[start Data]
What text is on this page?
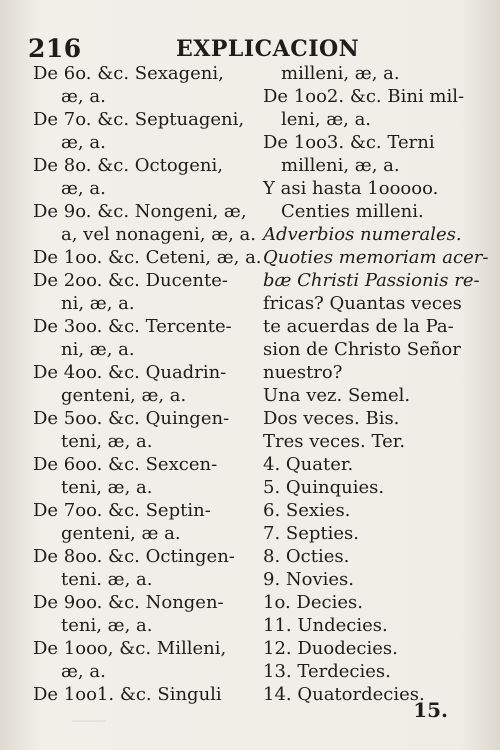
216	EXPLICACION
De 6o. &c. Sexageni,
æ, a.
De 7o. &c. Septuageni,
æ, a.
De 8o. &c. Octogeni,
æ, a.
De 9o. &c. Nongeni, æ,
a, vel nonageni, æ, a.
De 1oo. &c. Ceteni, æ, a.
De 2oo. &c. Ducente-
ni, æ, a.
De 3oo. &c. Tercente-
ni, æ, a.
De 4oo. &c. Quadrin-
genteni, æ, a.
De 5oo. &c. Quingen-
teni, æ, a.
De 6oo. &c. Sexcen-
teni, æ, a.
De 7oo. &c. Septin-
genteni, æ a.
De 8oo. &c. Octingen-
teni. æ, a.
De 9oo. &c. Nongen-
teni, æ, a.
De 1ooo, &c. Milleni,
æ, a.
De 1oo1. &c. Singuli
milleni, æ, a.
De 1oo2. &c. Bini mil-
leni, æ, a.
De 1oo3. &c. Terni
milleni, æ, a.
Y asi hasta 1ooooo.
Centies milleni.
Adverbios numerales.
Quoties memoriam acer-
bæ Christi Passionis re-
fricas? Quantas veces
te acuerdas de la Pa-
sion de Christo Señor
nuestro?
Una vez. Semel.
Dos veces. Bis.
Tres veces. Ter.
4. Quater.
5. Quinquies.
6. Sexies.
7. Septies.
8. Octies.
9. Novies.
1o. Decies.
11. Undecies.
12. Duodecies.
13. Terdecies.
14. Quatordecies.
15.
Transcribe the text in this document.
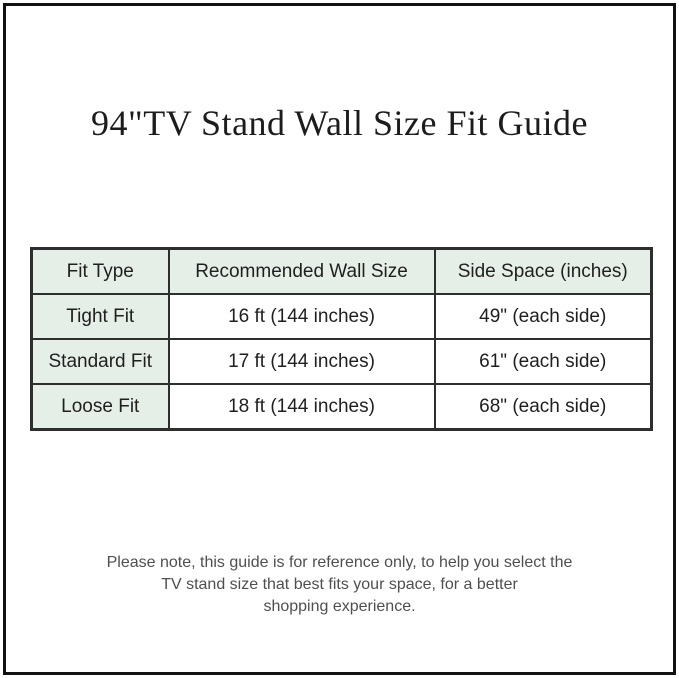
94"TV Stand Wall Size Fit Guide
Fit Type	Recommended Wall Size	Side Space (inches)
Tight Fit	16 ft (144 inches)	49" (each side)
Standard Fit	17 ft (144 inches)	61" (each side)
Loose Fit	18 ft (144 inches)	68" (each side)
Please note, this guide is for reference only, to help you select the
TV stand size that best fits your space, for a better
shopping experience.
[end Data]
Quote the entries in full. Any image among them is to be omitted from the copy.

What text is on this page?
216	EXPLICACION
De 6o. &c. Sexageni,
æ, a.
De 7o. &c. Septuageni,
æ, a.
De 8o. &c. Octogeni,
æ, a.
De 9o. &c. Nongeni, æ,
a, vel nonageni, æ, a.
De 1oo. &c. Ceteni, æ, a.
De 2oo. &c. Ducente-
ni, æ, a.
De 3oo. &c. Tercente-
ni, æ, a.
De 4oo. &c. Quadrin-
genteni, æ, a.
De 5oo. &c. Quingen-
teni, æ, a.
De 6oo. &c. Sexcen-
teni, æ, a.
De 7oo. &c. Septin-
genteni, æ a.
De 8oo. &c. Octingen-
teni. æ, a.
De 9oo. &c. Nongen-
teni, æ, a.
De 1ooo, &c. Milleni,
æ, a.
De 1oo1. &c. Singuli
milleni, æ, a.
De 1oo2. &c. Bini mil-
leni, æ, a.
De 1oo3. &c. Terni
milleni, æ, a.
Y asi hasta 1ooooo.
Centies milleni.
Adverbios numerales.
Quoties memoriam acer-
bæ Christi Passionis re-
fricas? Quantas veces
te acuerdas de la Pa-
sion de Christo Señor
nuestro?
Una vez. Semel.
Dos veces. Bis.
Tres veces. Ter.
4. Quater.
5. Quinquies.
6. Sexies.
7. Septies.
8. Octies.
9. Novies.
1o. Decies.
11. Undecies.
12. Duodecies.
13. Terdecies.
14. Quatordecies.
15.
Transcribe the text in this document.
94"TV Stand Wall Size Fit Guide
Fit Type	Recommended Wall Size	Side Space (inches)
Tight Fit	16 ft (144 inches)	49" (each side)
Standard Fit	17 ft (144 inches)	61" (each side)
Loose Fit	18 ft (144 inches)	68" (each side)
Please note, this guide is for reference only, to help you select the
TV stand size that best fits your space, for a better
shopping experience.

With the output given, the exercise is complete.